§ **YOUR TASK**
Output every entry exactly as written, skipping any pictures.

**** PROVIDED DATA

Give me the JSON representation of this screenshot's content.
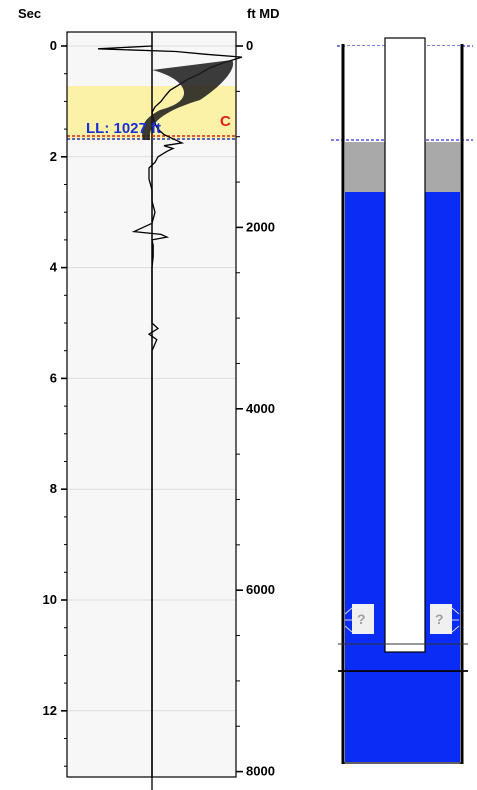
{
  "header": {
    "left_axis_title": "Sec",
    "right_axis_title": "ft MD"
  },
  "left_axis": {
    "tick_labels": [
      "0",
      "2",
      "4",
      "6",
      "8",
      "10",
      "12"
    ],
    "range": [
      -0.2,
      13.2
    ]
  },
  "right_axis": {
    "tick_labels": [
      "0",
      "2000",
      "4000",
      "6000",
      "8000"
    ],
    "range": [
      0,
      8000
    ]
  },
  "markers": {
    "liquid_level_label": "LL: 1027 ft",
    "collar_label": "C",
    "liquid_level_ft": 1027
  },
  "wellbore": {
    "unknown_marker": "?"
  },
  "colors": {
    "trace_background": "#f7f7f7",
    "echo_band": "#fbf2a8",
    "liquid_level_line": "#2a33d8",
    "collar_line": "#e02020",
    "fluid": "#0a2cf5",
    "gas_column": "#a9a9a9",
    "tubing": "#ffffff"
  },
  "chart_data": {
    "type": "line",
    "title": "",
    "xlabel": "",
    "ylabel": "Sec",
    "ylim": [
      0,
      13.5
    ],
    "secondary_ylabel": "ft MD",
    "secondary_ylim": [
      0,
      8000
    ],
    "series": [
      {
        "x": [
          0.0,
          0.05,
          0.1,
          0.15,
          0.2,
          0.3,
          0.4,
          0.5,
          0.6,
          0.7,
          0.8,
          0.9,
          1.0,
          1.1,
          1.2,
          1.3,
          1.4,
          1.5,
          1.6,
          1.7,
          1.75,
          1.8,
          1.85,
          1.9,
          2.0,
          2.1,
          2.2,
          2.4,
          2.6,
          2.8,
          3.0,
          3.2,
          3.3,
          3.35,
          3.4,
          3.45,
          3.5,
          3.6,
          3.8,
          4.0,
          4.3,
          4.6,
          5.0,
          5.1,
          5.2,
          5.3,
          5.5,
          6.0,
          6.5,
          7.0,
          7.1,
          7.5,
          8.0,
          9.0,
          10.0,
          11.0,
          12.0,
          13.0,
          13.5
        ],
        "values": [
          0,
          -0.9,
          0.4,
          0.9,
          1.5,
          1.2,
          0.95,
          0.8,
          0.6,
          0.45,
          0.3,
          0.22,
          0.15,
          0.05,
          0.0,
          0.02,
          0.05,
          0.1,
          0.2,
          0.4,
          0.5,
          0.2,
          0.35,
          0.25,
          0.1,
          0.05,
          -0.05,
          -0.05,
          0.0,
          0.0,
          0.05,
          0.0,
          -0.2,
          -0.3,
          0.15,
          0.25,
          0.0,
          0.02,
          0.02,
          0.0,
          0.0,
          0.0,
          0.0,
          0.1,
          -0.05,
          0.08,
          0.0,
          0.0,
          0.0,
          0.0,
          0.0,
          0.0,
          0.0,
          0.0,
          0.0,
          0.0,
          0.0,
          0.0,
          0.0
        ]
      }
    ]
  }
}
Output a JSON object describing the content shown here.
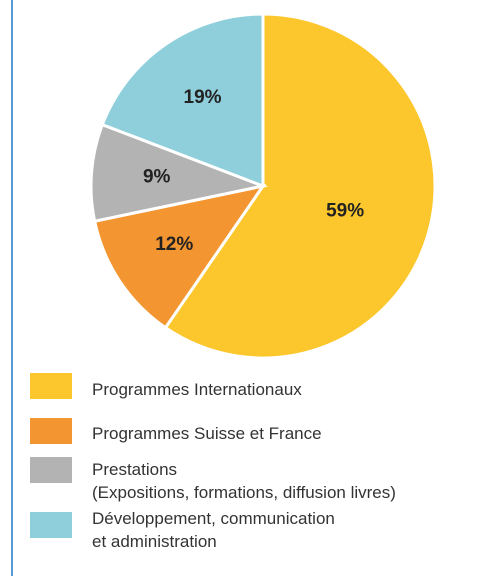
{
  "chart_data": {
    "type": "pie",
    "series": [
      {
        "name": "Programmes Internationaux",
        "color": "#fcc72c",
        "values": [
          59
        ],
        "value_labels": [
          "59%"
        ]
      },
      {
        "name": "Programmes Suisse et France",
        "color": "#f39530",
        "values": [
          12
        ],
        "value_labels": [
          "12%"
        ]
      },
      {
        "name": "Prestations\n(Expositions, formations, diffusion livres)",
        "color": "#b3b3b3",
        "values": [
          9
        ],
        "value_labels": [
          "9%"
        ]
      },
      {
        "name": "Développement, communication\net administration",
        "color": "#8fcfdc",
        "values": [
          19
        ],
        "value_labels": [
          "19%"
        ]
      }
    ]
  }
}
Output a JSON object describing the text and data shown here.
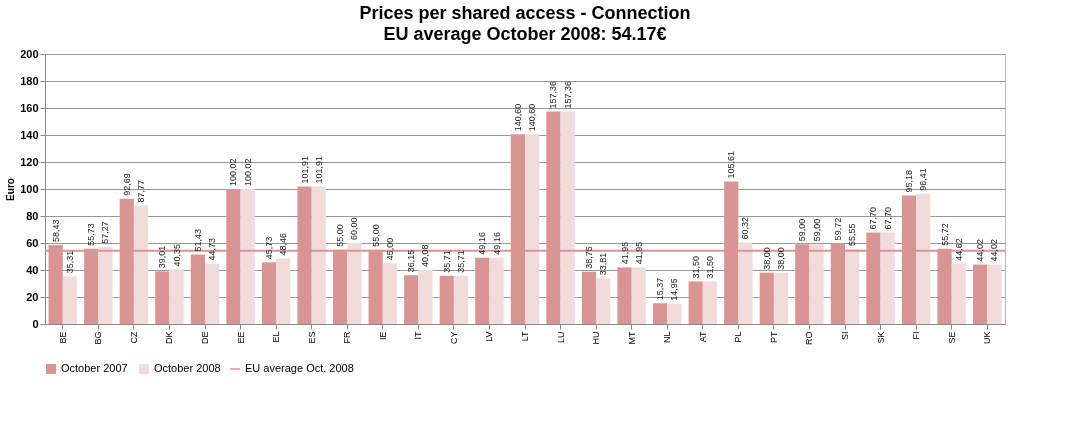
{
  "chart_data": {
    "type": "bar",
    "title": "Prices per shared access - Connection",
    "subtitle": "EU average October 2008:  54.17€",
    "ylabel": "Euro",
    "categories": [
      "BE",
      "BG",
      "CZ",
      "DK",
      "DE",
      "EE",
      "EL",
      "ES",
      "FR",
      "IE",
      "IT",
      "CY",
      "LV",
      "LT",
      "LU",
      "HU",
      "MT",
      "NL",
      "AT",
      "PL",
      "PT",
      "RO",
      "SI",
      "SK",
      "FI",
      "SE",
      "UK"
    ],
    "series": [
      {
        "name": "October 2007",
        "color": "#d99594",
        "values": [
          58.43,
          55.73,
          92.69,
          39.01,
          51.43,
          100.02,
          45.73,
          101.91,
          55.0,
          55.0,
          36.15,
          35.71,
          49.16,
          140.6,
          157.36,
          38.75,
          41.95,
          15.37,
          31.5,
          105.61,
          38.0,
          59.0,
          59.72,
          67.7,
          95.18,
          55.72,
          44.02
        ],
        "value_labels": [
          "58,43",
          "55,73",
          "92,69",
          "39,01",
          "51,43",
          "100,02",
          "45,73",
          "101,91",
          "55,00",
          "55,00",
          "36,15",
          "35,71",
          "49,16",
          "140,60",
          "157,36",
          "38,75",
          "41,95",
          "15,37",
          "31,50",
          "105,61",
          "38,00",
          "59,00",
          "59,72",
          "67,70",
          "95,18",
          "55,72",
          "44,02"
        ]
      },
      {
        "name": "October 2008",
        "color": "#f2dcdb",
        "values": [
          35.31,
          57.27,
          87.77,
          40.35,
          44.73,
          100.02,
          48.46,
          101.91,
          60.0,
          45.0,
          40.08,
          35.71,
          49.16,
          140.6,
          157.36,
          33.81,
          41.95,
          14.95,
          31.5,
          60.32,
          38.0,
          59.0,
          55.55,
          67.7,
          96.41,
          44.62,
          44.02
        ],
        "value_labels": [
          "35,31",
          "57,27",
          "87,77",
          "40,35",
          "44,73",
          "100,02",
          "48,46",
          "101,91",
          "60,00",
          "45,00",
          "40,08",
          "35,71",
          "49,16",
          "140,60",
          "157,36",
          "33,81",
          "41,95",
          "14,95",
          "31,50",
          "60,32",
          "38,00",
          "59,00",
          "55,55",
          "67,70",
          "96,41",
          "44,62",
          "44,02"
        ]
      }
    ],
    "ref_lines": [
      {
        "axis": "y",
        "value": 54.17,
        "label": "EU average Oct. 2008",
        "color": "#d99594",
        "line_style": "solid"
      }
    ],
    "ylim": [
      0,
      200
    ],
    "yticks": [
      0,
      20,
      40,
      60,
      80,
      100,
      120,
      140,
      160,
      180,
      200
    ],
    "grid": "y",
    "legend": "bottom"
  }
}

********

§ **REPLY**
Give me the JSON representation of this screenshot's content.
{
  "header": {
    "left_axis_title": "Sec",
    "right_axis_title": "ft MD"
  },
  "left_axis": {
    "tick_labels": [
      "0",
      "2",
      "4",
      "6",
      "8",
      "10",
      "12"
    ],
    "range": [
      -0.2,
      13.2
    ]
  },
  "right_axis": {
    "tick_labels": [
      "0",
      "2000",
      "4000",
      "6000",
      "8000"
    ],
    "range": [
      0,
      8000
    ]
  },
  "markers": {
    "liquid_level_label": "LL: 1027 ft",
    "collar_label": "C",
    "liquid_level_ft": 1027
  },
  "wellbore": {
    "unknown_marker": "?"
  },
  "colors": {
    "trace_background": "#f7f7f7",
    "echo_band": "#fbf2a8",
    "liquid_level_line": "#2a33d8",
    "collar_line": "#e02020",
    "fluid": "#0a2cf5",
    "gas_column": "#a9a9a9",
    "tubing": "#ffffff"
  },
  "chart_data": {
    "type": "line",
    "title": "",
    "xlabel": "",
    "ylabel": "Sec",
    "ylim": [
      0,
      13.5
    ],
    "secondary_ylabel": "ft MD",
    "secondary_ylim": [
      0,
      8000
    ],
    "series": [
      {
        "x": [
          0.0,
          0.05,
          0.1,
          0.15,
          0.2,
          0.3,
          0.4,
          0.5,
          0.6,
          0.7,
          0.8,
          0.9,
          1.0,
          1.1,
          1.2,
          1.3,
          1.4,
          1.5,
          1.6,
          1.7,
          1.75,
          1.8,
          1.85,
          1.9,
          2.0,
          2.1,
          2.2,
          2.4,
          2.6,
          2.8,
          3.0,
          3.2,
          3.3,
          3.35,
          3.4,
          3.45,
          3.5,
          3.6,
          3.8,
          4.0,
          4.3,
          4.6,
          5.0,
          5.1,
          5.2,
          5.3,
          5.5,
          6.0,
          6.5,
          7.0,
          7.1,
          7.5,
          8.0,
          9.0,
          10.0,
          11.0,
          12.0,
          13.0,
          13.5
        ],
        "values": [
          0,
          -0.9,
          0.4,
          0.9,
          1.5,
          1.2,
          0.95,
          0.8,
          0.6,
          0.45,
          0.3,
          0.22,
          0.15,
          0.05,
          0.0,
          0.02,
          0.05,
          0.1,
          0.2,
          0.4,
          0.5,
          0.2,
          0.35,
          0.25,
          0.1,
          0.05,
          -0.05,
          -0.05,
          0.0,
          0.0,
          0.05,
          0.0,
          -0.2,
          -0.3,
          0.15,
          0.25,
          0.0,
          0.02,
          0.02,
          0.0,
          0.0,
          0.0,
          0.0,
          0.1,
          -0.05,
          0.08,
          0.0,
          0.0,
          0.0,
          0.0,
          0.0,
          0.0,
          0.0,
          0.0,
          0.0,
          0.0,
          0.0,
          0.0,
          0.0
        ]
      }
    ]
  }
}
Output a JSON object describing the content shown here.
{
  "chart_data": {
    "type": "pie",
    "series": [
      {
        "name": "Programmes Internationaux",
        "color": "#fcc72c",
        "values": [
          59
        ],
        "value_labels": [
          "59%"
        ]
      },
      {
        "name": "Programmes Suisse et France",
        "color": "#f39530",
        "values": [
          12
        ],
        "value_labels": [
          "12%"
        ]
      },
      {
        "name": "Prestations\n(Expositions, formations, diffusion livres)",
        "color": "#b3b3b3",
        "values": [
          9
        ],
        "value_labels": [
          "9%"
        ]
      },
      {
        "name": "Développement, communication\net administration",
        "color": "#8fcfdc",
        "values": [
          19
        ],
        "value_labels": [
          "19%"
        ]
      }
    ]
  }
}
Output a JSON object describing the text and data shown here.
{
  "chart_data": {
    "type": "bar",
    "title": "Prices per shared access - Connection",
    "subtitle": "EU average October 2008:  54.17€",
    "ylabel": "Euro",
    "categories": [
      "BE",
      "BG",
      "CZ",
      "DK",
      "DE",
      "EE",
      "EL",
      "ES",
      "FR",
      "IE",
      "IT",
      "CY",
      "LV",
      "LT",
      "LU",
      "HU",
      "MT",
      "NL",
      "AT",
      "PL",
      "PT",
      "RO",
      "SI",
      "SK",
      "FI",
      "SE",
      "UK"
    ],
    "series": [
      {
        "name": "October 2007",
        "color": "#d99594",
        "values": [
          58.43,
          55.73,
          92.69,
          39.01,
          51.43,
          100.02,
          45.73,
          101.91,
          55.0,
          55.0,
          36.15,
          35.71,
          49.16,
          140.6,
          157.36,
          38.75,
          41.95,
          15.37,
          31.5,
          105.61,
          38.0,
          59.0,
          59.72,
          67.7,
          95.18,
          55.72,
          44.02
        ],
        "value_labels": [
          "58,43",
          "55,73",
          "92,69",
          "39,01",
          "51,43",
          "100,02",
          "45,73",
          "101,91",
          "55,00",
          "55,00",
          "36,15",
          "35,71",
          "49,16",
          "140,60",
          "157,36",
          "38,75",
          "41,95",
          "15,37",
          "31,50",
          "105,61",
          "38,00",
          "59,00",
          "59,72",
          "67,70",
          "95,18",
          "55,72",
          "44,02"
        ]
      },
      {
        "name": "October 2008",
        "color": "#f2dcdb",
        "values": [
          35.31,
          57.27,
          87.77,
          40.35,
          44.73,
          100.02,
          48.46,
          101.91,
          60.0,
          45.0,
          40.08,
          35.71,
          49.16,
          140.6,
          157.36,
          33.81,
          41.95,
          14.95,
          31.5,
          60.32,
          38.0,
          59.0,
          55.55,
          67.7,
          96.41,
          44.62,
          44.02
        ],
        "value_labels": [
          "35,31",
          "57,27",
          "87,77",
          "40,35",
          "44,73",
          "100,02",
          "48,46",
          "101,91",
          "60,00",
          "45,00",
          "40,08",
          "35,71",
          "49,16",
          "140,60",
          "157,36",
          "33,81",
          "41,95",
          "14,95",
          "31,50",
          "60,32",
          "38,00",
          "59,00",
          "55,55",
          "67,70",
          "96,41",
          "44,62",
          "44,02"
        ]
      }
    ],
    "ref_lines": [
      {
        "axis": "y",
        "value": 54.17,
        "label": "EU average Oct. 2008",
        "color": "#d99594",
        "line_style": "solid"
      }
    ],
    "ylim": [
      0,
      200
    ],
    "yticks": [
      0,
      20,
      40,
      60,
      80,
      100,
      120,
      140,
      160,
      180,
      200
    ],
    "grid": "y",
    "legend": "bottom"
  }
}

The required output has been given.